Exercise materials |
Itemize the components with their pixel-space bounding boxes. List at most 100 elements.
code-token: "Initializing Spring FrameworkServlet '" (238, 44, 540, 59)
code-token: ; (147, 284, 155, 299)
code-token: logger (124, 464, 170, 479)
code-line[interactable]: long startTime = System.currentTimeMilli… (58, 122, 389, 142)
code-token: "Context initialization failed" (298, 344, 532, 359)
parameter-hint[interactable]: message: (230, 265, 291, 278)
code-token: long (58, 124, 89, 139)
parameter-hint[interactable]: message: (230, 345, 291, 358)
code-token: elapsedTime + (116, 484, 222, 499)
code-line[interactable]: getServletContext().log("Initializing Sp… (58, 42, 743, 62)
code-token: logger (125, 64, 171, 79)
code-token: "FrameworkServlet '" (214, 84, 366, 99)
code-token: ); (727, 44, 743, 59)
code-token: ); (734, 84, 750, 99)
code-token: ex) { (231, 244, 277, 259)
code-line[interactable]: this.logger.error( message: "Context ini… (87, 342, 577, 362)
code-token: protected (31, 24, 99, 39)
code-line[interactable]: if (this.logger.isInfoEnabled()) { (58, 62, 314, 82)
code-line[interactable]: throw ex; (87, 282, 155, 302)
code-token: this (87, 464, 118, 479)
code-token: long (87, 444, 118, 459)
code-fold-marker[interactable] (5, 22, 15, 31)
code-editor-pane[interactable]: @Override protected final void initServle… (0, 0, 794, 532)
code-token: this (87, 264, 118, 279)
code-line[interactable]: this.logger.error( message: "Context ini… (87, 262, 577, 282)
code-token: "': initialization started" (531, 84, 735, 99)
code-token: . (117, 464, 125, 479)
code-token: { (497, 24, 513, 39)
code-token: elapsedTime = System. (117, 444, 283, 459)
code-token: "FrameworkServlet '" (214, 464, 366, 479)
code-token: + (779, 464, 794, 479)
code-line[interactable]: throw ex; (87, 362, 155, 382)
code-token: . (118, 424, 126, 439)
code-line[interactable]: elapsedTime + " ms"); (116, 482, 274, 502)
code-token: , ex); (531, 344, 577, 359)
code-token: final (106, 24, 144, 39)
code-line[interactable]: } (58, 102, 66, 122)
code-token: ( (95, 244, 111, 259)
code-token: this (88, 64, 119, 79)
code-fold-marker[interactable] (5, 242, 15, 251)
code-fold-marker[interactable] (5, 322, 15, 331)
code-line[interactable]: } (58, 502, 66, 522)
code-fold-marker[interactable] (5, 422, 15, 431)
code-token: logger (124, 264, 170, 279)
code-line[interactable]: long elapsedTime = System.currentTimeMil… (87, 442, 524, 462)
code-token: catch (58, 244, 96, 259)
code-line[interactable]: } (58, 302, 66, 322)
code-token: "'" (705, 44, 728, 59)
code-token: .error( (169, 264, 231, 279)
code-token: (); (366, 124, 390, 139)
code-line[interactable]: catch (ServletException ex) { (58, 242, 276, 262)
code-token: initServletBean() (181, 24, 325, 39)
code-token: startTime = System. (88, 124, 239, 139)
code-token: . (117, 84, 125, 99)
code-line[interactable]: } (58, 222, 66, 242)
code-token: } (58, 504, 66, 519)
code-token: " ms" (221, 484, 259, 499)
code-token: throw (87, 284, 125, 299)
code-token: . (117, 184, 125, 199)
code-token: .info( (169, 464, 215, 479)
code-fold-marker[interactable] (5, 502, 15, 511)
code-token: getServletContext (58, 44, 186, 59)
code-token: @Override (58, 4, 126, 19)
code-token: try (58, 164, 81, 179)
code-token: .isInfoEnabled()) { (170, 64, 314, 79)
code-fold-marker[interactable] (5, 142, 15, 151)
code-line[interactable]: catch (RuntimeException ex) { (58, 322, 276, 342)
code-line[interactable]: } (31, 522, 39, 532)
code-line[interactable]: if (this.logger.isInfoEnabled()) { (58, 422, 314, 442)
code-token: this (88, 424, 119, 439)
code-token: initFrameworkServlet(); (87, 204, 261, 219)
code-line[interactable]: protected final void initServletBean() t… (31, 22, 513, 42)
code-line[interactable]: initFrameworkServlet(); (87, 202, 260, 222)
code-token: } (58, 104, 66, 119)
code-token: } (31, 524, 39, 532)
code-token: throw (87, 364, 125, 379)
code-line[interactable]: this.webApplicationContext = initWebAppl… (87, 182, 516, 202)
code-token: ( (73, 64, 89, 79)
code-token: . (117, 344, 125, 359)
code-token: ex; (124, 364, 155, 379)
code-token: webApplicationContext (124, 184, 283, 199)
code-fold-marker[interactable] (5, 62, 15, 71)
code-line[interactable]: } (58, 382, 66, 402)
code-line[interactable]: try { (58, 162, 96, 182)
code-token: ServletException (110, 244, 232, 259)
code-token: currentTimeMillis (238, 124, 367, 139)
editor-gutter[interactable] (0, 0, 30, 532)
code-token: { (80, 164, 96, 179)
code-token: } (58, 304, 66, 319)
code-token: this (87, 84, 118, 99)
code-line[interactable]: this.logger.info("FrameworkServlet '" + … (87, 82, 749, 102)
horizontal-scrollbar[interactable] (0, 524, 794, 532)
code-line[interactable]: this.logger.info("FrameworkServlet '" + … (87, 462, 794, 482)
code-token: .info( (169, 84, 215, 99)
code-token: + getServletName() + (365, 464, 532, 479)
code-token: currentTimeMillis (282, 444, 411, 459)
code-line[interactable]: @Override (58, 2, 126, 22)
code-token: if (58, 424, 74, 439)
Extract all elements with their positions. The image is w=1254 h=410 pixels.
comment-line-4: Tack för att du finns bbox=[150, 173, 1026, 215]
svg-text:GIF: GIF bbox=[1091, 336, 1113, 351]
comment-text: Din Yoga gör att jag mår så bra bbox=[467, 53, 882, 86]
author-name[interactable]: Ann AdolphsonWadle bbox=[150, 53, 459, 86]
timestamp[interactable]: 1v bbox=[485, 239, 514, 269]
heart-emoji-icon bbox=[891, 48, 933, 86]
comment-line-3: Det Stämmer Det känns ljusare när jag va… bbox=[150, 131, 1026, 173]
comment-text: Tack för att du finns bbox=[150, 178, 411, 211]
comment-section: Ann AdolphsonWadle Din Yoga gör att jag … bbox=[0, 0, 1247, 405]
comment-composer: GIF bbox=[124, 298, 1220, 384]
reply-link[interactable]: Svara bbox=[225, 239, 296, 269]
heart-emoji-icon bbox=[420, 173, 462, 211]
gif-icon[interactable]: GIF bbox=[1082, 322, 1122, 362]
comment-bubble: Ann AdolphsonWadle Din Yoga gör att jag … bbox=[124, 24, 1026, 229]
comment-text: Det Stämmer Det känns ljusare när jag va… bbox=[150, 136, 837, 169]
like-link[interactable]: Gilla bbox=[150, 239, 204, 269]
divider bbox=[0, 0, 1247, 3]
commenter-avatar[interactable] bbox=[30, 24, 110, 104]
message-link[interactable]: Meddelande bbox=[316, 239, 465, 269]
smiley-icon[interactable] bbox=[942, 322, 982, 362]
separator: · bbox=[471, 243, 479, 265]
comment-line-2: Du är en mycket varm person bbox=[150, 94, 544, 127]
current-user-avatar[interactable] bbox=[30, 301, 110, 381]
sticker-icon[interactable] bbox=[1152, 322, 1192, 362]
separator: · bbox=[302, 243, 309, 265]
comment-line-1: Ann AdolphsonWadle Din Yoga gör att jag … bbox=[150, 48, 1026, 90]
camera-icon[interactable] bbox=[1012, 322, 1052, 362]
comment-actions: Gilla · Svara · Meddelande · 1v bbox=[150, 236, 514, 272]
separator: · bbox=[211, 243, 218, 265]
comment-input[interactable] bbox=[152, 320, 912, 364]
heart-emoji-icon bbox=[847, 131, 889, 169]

What is asked | Reproduce the entire listing above verbatim, line by line, with no alterations, omissions, or additions.

Output of the task |
Itemize the components with their pixel-space bounding boxes. List at most 100 elements.
code-token: "Initializing Spring FrameworkServlet '" (238, 44, 540, 59)
code-token: ; (147, 284, 155, 299)
code-token: logger (124, 464, 170, 479)
code-line[interactable]: long startTime = System.currentTimeMilli… (58, 122, 389, 142)
code-token: "Context initialization failed" (298, 344, 532, 359)
parameter-hint[interactable]: message: (230, 265, 291, 278)
code-token: long (58, 124, 89, 139)
parameter-hint[interactable]: message: (230, 345, 291, 358)
code-token: elapsedTime + (116, 484, 222, 499)
code-line[interactable]: getServletContext().log("Initializing Sp… (58, 42, 743, 62)
code-token: logger (125, 64, 171, 79)
code-token: "FrameworkServlet '" (214, 84, 366, 99)
code-token: ); (727, 44, 743, 59)
code-token: ); (734, 84, 750, 99)
code-token: ex) { (231, 244, 277, 259)
code-line[interactable]: this.logger.error( message: "Context ini… (87, 342, 577, 362)
code-token: protected (31, 24, 99, 39)
code-line[interactable]: if (this.logger.isInfoEnabled()) { (58, 62, 314, 82)
code-line[interactable]: throw ex; (87, 282, 155, 302)
code-token: this (87, 464, 118, 479)
code-token: long (87, 444, 118, 459)
code-fold-marker[interactable] (5, 22, 15, 31)
code-editor-pane[interactable]: @Override protected final void initServle… (0, 0, 794, 532)
code-token: this (87, 264, 118, 279)
code-line[interactable]: this.logger.error( message: "Context ini… (87, 262, 577, 282)
code-token: "': initialization started" (531, 84, 735, 99)
code-token: . (117, 464, 125, 479)
code-token: { (497, 24, 513, 39)
code-token: elapsedTime = System. (117, 444, 283, 459)
code-token: "FrameworkServlet '" (214, 464, 366, 479)
code-token: + (779, 464, 794, 479)
code-line[interactable]: throw ex; (87, 362, 155, 382)
code-token: . (118, 424, 126, 439)
code-line[interactable]: elapsedTime + " ms"); (116, 482, 274, 502)
code-token: , ex); (531, 344, 577, 359)
code-token: final (106, 24, 144, 39)
code-line[interactable]: } (58, 102, 66, 122)
code-token: ( (95, 244, 111, 259)
code-token: this (88, 64, 119, 79)
code-fold-marker[interactable] (5, 242, 15, 251)
code-fold-marker[interactable] (5, 322, 15, 331)
code-line[interactable]: } (58, 502, 66, 522)
code-fold-marker[interactable] (5, 422, 15, 431)
code-token: logger (124, 264, 170, 279)
code-line[interactable]: long elapsedTime = System.currentTimeMil… (87, 442, 524, 462)
code-token: catch (58, 244, 96, 259)
code-line[interactable]: } (58, 302, 66, 322)
code-token: "'" (705, 44, 728, 59)
code-token: .error( (169, 264, 231, 279)
code-token: (); (366, 124, 390, 139)
code-line[interactable]: catch (ServletException ex) { (58, 242, 276, 262)
code-token: initServletBean() (181, 24, 325, 39)
code-token: startTime = System. (88, 124, 239, 139)
code-token: . (117, 84, 125, 99)
code-line[interactable]: } (58, 222, 66, 242)
code-token: } (58, 504, 66, 519)
code-token: " ms" (221, 484, 259, 499)
code-token: throw (87, 284, 125, 299)
code-token: . (117, 184, 125, 199)
code-token: .info( (169, 464, 215, 479)
code-fold-marker[interactable] (5, 502, 15, 511)
code-token: getServletContext (58, 44, 186, 59)
code-token: @Override (58, 4, 126, 19)
code-token: try (58, 164, 81, 179)
code-token: .isInfoEnabled()) { (170, 64, 314, 79)
code-fold-marker[interactable] (5, 142, 15, 151)
code-line[interactable]: catch (RuntimeException ex) { (58, 322, 276, 342)
code-line[interactable]: } (31, 522, 39, 532)
code-line[interactable]: if (this.logger.isInfoEnabled()) { (58, 422, 314, 442)
code-token: this (88, 424, 119, 439)
code-token: initFrameworkServlet(); (87, 204, 261, 219)
code-line[interactable]: protected final void initServletBean() t… (31, 22, 513, 42)
code-line[interactable]: initFrameworkServlet(); (87, 202, 260, 222)
code-token: } (58, 104, 66, 119)
code-token: } (31, 524, 39, 532)
code-token: throw (87, 364, 125, 379)
code-line[interactable]: this.webApplicationContext = initWebAppl… (87, 182, 516, 202)
code-token: ( (73, 64, 89, 79)
code-token: . (117, 344, 125, 359)
code-token: ex; (124, 364, 155, 379)
code-token: webApplicationContext (124, 184, 283, 199)
code-fold-marker[interactable] (5, 62, 15, 71)
code-line[interactable]: } (58, 382, 66, 402)
code-line[interactable]: try { (58, 162, 96, 182)
code-token: ServletException (110, 244, 232, 259)
code-token: currentTimeMillis (238, 124, 367, 139)
editor-gutter[interactable] (0, 0, 30, 532)
code-token: { (80, 164, 96, 179)
code-token: } (58, 304, 66, 319)
code-token: this (87, 84, 118, 99)
code-line[interactable]: this.logger.info("FrameworkServlet '" + … (87, 82, 749, 102)
horizontal-scrollbar[interactable] (0, 524, 794, 532)
code-line[interactable]: this.logger.info("FrameworkServlet '" + … (87, 462, 794, 482)
code-token: .info( (169, 84, 215, 99)
code-token: + getServletName() + (365, 464, 532, 479)
code-token: currentTimeMillis (282, 444, 411, 459)
code-line[interactable]: @Override (58, 2, 126, 22)
code-token: if (58, 424, 74, 439)
Extract all elements with their positions. The image is w=1254 h=410 pixels.
comment-line-4: Tack för att du finns bbox=[150, 173, 1026, 215]
svg-text:GIF: GIF bbox=[1091, 336, 1113, 351]
comment-text: Din Yoga gör att jag mår så bra bbox=[467, 53, 882, 86]
author-name[interactable]: Ann AdolphsonWadle bbox=[150, 53, 459, 86]
timestamp[interactable]: 1v bbox=[485, 239, 514, 269]
heart-emoji-icon bbox=[891, 48, 933, 86]
comment-line-3: Det Stämmer Det känns ljusare när jag va… bbox=[150, 131, 1026, 173]
comment-text: Tack för att du finns bbox=[150, 178, 411, 211]
comment-section: Ann AdolphsonWadle Din Yoga gör att jag … bbox=[0, 0, 1247, 405]
comment-composer: GIF bbox=[124, 298, 1220, 384]
reply-link[interactable]: Svara bbox=[225, 239, 296, 269]
heart-emoji-icon bbox=[420, 173, 462, 211]
gif-icon[interactable]: GIF bbox=[1082, 322, 1122, 362]
comment-bubble: Ann AdolphsonWadle Din Yoga gör att jag … bbox=[124, 24, 1026, 229]
comment-text: Det Stämmer Det känns ljusare när jag va… bbox=[150, 136, 837, 169]
like-link[interactable]: Gilla bbox=[150, 239, 204, 269]
divider bbox=[0, 0, 1247, 3]
commenter-avatar[interactable] bbox=[30, 24, 110, 104]
message-link[interactable]: Meddelande bbox=[316, 239, 465, 269]
smiley-icon[interactable] bbox=[942, 322, 982, 362]
separator: · bbox=[471, 243, 479, 265]
comment-line-2: Du är en mycket varm person bbox=[150, 94, 544, 127]
current-user-avatar[interactable] bbox=[30, 301, 110, 381]
sticker-icon[interactable] bbox=[1152, 322, 1192, 362]
separator: · bbox=[302, 243, 309, 265]
comment-line-1: Ann AdolphsonWadle Din Yoga gör att jag … bbox=[150, 48, 1026, 90]
camera-icon[interactable] bbox=[1012, 322, 1052, 362]
comment-actions: Gilla · Svara · Meddelande · 1v bbox=[150, 236, 514, 272]
separator: · bbox=[211, 243, 218, 265]
comment-input[interactable] bbox=[152, 320, 912, 364]
heart-emoji-icon bbox=[847, 131, 889, 169]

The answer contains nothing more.